» WORK REQUIRED: The listing beneath should be written out in full, exactly as shown.

» DATA SHOWN:
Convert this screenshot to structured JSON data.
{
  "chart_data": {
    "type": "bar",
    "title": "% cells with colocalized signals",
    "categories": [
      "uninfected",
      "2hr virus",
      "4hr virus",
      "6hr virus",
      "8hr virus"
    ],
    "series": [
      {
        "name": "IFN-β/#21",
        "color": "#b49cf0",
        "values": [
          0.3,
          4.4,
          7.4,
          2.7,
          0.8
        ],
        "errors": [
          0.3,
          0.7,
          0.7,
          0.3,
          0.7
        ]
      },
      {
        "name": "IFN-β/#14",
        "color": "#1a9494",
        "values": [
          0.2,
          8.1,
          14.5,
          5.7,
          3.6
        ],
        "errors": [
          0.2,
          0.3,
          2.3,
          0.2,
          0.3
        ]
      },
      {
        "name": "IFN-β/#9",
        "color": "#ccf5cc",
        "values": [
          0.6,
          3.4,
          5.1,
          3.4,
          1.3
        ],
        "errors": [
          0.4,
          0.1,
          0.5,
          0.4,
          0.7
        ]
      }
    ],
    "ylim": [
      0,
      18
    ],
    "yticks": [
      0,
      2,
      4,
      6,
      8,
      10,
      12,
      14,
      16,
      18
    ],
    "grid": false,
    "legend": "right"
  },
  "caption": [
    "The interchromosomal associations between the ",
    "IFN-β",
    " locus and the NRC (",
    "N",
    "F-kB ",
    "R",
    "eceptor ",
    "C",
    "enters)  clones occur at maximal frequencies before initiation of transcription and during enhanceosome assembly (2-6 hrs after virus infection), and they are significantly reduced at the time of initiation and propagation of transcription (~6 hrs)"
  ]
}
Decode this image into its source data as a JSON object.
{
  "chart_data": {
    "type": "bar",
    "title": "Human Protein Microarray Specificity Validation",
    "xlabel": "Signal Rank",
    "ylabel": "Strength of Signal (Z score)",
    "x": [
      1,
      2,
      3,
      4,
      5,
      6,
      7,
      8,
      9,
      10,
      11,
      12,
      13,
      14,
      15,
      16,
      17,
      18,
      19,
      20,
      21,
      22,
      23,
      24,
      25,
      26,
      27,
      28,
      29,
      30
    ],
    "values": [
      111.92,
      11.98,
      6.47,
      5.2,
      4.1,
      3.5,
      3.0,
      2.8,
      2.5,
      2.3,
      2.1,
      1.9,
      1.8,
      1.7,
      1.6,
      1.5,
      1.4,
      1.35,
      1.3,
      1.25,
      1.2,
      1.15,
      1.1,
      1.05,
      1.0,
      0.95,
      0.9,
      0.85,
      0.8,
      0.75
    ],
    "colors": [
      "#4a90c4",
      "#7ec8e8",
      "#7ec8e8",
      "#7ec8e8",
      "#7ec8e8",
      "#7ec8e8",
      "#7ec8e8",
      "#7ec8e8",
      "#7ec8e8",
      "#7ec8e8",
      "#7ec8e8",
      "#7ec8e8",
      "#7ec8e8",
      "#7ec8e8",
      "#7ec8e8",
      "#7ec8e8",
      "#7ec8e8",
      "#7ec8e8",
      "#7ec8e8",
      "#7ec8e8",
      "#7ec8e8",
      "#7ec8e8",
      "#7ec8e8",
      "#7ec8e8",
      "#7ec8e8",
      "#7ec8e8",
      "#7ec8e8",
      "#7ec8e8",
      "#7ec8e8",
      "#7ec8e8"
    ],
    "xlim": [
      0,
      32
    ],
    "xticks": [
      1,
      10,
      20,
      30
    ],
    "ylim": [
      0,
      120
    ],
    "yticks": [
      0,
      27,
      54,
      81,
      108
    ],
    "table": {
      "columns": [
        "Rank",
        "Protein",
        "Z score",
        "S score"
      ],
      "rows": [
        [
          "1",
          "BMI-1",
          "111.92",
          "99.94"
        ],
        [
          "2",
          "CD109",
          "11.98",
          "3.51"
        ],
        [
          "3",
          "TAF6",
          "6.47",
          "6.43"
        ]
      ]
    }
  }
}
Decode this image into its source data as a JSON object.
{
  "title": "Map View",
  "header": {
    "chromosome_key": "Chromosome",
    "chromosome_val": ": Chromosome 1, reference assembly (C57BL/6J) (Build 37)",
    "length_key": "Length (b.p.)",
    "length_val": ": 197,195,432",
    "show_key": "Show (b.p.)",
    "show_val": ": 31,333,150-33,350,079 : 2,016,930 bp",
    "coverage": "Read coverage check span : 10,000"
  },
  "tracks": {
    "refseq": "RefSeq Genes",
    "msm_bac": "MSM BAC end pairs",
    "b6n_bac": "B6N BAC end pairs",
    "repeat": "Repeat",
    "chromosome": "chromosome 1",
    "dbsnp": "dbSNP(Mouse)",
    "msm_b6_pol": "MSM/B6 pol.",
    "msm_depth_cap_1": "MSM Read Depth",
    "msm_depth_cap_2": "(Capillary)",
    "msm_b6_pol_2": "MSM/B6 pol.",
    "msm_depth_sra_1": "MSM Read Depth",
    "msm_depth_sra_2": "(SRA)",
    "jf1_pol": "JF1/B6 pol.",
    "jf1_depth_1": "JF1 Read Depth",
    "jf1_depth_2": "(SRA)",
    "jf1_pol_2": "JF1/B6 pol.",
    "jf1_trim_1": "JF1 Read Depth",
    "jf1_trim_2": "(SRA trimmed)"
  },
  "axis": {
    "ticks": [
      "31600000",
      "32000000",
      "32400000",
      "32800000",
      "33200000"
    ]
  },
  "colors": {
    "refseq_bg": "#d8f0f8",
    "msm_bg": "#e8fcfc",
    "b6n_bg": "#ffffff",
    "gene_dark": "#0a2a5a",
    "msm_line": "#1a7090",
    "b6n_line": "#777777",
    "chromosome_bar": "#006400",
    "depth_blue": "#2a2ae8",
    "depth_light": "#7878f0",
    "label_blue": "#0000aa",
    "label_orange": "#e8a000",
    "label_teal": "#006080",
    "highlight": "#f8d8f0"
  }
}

» EXERCISE SOLUTION:
Convert this screenshot to structured JSON data.
{
  "chart_data": {
    "type": "bar",
    "title": "% cells with colocalized signals",
    "categories": [
      "uninfected",
      "2hr virus",
      "4hr virus",
      "6hr virus",
      "8hr virus"
    ],
    "series": [
      {
        "name": "IFN-β/#21",
        "color": "#b49cf0",
        "values": [
          0.3,
          4.4,
          7.4,
          2.7,
          0.8
        ],
        "errors": [
          0.3,
          0.7,
          0.7,
          0.3,
          0.7
        ]
      },
      {
        "name": "IFN-β/#14",
        "color": "#1a9494",
        "values": [
          0.2,
          8.1,
          14.5,
          5.7,
          3.6
        ],
        "errors": [
          0.2,
          0.3,
          2.3,
          0.2,
          0.3
        ]
      },
      {
        "name": "IFN-β/#9",
        "color": "#ccf5cc",
        "values": [
          0.6,
          3.4,
          5.1,
          3.4,
          1.3
        ],
        "errors": [
          0.4,
          0.1,
          0.5,
          0.4,
          0.7
        ]
      }
    ],
    "ylim": [
      0,
      18
    ],
    "yticks": [
      0,
      2,
      4,
      6,
      8,
      10,
      12,
      14,
      16,
      18
    ],
    "grid": false,
    "legend": "right"
  },
  "caption": [
    "The interchromosomal associations between the ",
    "IFN-β",
    " locus and the NRC (",
    "N",
    "F-kB ",
    "R",
    "eceptor ",
    "C",
    "enters)  clones occur at maximal frequencies before initiation of transcription and during enhanceosome assembly (2-6 hrs after virus infection), and they are significantly reduced at the time of initiation and propagation of transcription (~6 hrs)"
  ]
}
Decode this image into its source data as a JSON object.
{
  "chart_data": {
    "type": "bar",
    "title": "Human Protein Microarray Specificity Validation",
    "xlabel": "Signal Rank",
    "ylabel": "Strength of Signal (Z score)",
    "x": [
      1,
      2,
      3,
      4,
      5,
      6,
      7,
      8,
      9,
      10,
      11,
      12,
      13,
      14,
      15,
      16,
      17,
      18,
      19,
      20,
      21,
      22,
      23,
      24,
      25,
      26,
      27,
      28,
      29,
      30
    ],
    "values": [
      111.92,
      11.98,
      6.47,
      5.2,
      4.1,
      3.5,
      3.0,
      2.8,
      2.5,
      2.3,
      2.1,
      1.9,
      1.8,
      1.7,
      1.6,
      1.5,
      1.4,
      1.35,
      1.3,
      1.25,
      1.2,
      1.15,
      1.1,
      1.05,
      1.0,
      0.95,
      0.9,
      0.85,
      0.8,
      0.75
    ],
    "colors": [
      "#4a90c4",
      "#7ec8e8",
      "#7ec8e8",
      "#7ec8e8",
      "#7ec8e8",
      "#7ec8e8",
      "#7ec8e8",
      "#7ec8e8",
      "#7ec8e8",
      "#7ec8e8",
      "#7ec8e8",
      "#7ec8e8",
      "#7ec8e8",
      "#7ec8e8",
      "#7ec8e8",
      "#7ec8e8",
      "#7ec8e8",
      "#7ec8e8",
      "#7ec8e8",
      "#7ec8e8",
      "#7ec8e8",
      "#7ec8e8",
      "#7ec8e8",
      "#7ec8e8",
      "#7ec8e8",
      "#7ec8e8",
      "#7ec8e8",
      "#7ec8e8",
      "#7ec8e8",
      "#7ec8e8"
    ],
    "xlim": [
      0,
      32
    ],
    "xticks": [
      1,
      10,
      20,
      30
    ],
    "ylim": [
      0,
      120
    ],
    "yticks": [
      0,
      27,
      54,
      81,
      108
    ],
    "table": {
      "columns": [
        "Rank",
        "Protein",
        "Z score",
        "S score"
      ],
      "rows": [
        [
          "1",
          "BMI-1",
          "111.92",
          "99.94"
        ],
        [
          "2",
          "CD109",
          "11.98",
          "3.51"
        ],
        [
          "3",
          "TAF6",
          "6.47",
          "6.43"
        ]
      ]
    }
  }
}
Decode this image into its source data as a JSON object.
{
  "title": "Map View",
  "header": {
    "chromosome_key": "Chromosome",
    "chromosome_val": ": Chromosome 1, reference assembly (C57BL/6J) (Build 37)",
    "length_key": "Length (b.p.)",
    "length_val": ": 197,195,432",
    "show_key": "Show (b.p.)",
    "show_val": ": 31,333,150-33,350,079 : 2,016,930 bp",
    "coverage": "Read coverage check span : 10,000"
  },
  "tracks": {
    "refseq": "RefSeq Genes",
    "msm_bac": "MSM BAC end pairs",
    "b6n_bac": "B6N BAC end pairs",
    "repeat": "Repeat",
    "chromosome": "chromosome 1",
    "dbsnp": "dbSNP(Mouse)",
    "msm_b6_pol": "MSM/B6 pol.",
    "msm_depth_cap_1": "MSM Read Depth",
    "msm_depth_cap_2": "(Capillary)",
    "msm_b6_pol_2": "MSM/B6 pol.",
    "msm_depth_sra_1": "MSM Read Depth",
    "msm_depth_sra_2": "(SRA)",
    "jf1_pol": "JF1/B6 pol.",
    "jf1_depth_1": "JF1 Read Depth",
    "jf1_depth_2": "(SRA)",
    "jf1_pol_2": "JF1/B6 pol.",
    "jf1_trim_1": "JF1 Read Depth",
    "jf1_trim_2": "(SRA trimmed)"
  },
  "axis": {
    "ticks": [
      "31600000",
      "32000000",
      "32400000",
      "32800000",
      "33200000"
    ]
  },
  "colors": {
    "refseq_bg": "#d8f0f8",
    "msm_bg": "#e8fcfc",
    "b6n_bg": "#ffffff",
    "gene_dark": "#0a2a5a",
    "msm_line": "#1a7090",
    "b6n_line": "#777777",
    "chromosome_bar": "#006400",
    "depth_blue": "#2a2ae8",
    "depth_light": "#7878f0",
    "label_blue": "#0000aa",
    "label_orange": "#e8a000",
    "label_teal": "#006080",
    "highlight": "#f8d8f0"
  }
}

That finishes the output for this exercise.